### DATASET CONTENT:

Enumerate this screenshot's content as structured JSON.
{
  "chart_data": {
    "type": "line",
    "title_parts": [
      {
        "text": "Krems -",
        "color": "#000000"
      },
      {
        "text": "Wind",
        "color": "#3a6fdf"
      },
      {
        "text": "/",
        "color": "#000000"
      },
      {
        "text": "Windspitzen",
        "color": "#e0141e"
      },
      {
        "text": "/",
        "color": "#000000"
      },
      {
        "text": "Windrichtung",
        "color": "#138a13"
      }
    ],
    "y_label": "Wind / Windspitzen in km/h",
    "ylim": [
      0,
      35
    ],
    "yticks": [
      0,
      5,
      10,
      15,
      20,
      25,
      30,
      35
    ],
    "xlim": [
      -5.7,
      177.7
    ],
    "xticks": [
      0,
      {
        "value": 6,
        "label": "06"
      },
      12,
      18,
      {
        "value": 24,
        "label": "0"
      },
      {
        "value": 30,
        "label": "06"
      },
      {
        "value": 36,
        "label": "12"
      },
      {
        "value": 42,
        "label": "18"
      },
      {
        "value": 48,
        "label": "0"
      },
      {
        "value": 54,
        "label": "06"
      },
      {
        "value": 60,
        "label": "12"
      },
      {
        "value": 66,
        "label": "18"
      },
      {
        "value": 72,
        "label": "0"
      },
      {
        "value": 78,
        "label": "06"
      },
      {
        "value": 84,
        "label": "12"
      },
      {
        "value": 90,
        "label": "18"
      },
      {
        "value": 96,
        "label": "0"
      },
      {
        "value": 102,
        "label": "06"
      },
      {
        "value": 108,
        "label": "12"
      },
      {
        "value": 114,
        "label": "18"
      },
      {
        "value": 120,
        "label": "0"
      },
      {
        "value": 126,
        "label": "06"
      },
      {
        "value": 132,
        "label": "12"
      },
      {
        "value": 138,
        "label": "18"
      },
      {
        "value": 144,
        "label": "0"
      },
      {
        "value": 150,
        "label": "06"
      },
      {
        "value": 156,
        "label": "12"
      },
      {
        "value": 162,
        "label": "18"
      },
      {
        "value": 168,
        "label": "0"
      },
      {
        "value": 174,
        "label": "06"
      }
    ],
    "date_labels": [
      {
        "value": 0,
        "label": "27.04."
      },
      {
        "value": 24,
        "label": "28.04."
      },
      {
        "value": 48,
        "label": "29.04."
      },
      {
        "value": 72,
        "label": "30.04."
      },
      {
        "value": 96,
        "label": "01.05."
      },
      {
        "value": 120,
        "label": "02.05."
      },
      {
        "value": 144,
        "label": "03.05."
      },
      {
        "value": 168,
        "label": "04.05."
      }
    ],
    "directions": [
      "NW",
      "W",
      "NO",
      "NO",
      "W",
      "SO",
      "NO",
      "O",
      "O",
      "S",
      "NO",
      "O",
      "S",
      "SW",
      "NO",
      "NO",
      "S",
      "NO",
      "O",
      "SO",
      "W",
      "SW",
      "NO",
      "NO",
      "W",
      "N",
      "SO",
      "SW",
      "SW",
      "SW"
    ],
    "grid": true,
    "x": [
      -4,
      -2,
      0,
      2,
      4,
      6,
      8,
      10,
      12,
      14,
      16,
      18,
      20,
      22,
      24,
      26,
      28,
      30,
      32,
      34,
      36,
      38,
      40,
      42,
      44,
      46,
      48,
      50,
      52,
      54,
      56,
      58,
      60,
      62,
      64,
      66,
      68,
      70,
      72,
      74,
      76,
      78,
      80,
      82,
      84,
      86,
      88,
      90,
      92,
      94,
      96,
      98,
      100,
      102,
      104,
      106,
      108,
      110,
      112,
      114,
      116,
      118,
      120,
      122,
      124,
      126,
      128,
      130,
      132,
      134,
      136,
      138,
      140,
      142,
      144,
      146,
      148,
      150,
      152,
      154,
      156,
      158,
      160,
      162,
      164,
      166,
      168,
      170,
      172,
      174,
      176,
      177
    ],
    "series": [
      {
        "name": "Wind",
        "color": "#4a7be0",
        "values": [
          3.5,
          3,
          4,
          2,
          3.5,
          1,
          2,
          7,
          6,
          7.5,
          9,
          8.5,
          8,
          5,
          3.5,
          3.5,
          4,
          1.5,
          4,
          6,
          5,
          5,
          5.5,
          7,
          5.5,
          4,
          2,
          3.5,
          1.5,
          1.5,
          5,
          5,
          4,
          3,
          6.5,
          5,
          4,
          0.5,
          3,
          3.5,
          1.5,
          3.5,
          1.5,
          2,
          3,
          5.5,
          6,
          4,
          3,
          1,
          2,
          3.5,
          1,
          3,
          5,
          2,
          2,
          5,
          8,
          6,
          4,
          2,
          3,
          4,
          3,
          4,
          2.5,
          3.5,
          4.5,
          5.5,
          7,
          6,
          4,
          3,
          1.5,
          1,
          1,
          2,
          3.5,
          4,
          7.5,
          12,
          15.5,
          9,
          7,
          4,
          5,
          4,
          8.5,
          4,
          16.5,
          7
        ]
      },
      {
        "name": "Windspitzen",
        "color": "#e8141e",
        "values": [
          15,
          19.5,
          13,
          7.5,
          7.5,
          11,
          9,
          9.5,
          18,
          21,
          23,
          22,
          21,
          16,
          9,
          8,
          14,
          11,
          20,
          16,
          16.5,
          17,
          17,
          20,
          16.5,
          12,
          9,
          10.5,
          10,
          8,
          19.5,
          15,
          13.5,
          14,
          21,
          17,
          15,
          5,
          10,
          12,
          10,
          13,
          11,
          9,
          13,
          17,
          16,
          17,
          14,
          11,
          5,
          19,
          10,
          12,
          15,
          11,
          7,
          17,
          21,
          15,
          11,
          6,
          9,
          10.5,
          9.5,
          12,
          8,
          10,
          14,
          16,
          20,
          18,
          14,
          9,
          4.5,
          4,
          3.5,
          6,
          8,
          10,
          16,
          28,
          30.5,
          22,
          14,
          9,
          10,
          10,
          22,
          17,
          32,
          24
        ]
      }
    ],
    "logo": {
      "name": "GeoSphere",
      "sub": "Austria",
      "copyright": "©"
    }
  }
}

### SET PROBLEM:
Find the word "text" in the entries above and gather every line that holds it.

### EXERCISE RESULT:
        "text": "Krems -",
        "text": "Wind",
        "text": "/",
        "text": "Windspitzen",
        "text": "/",
        "text": "Windrichtung",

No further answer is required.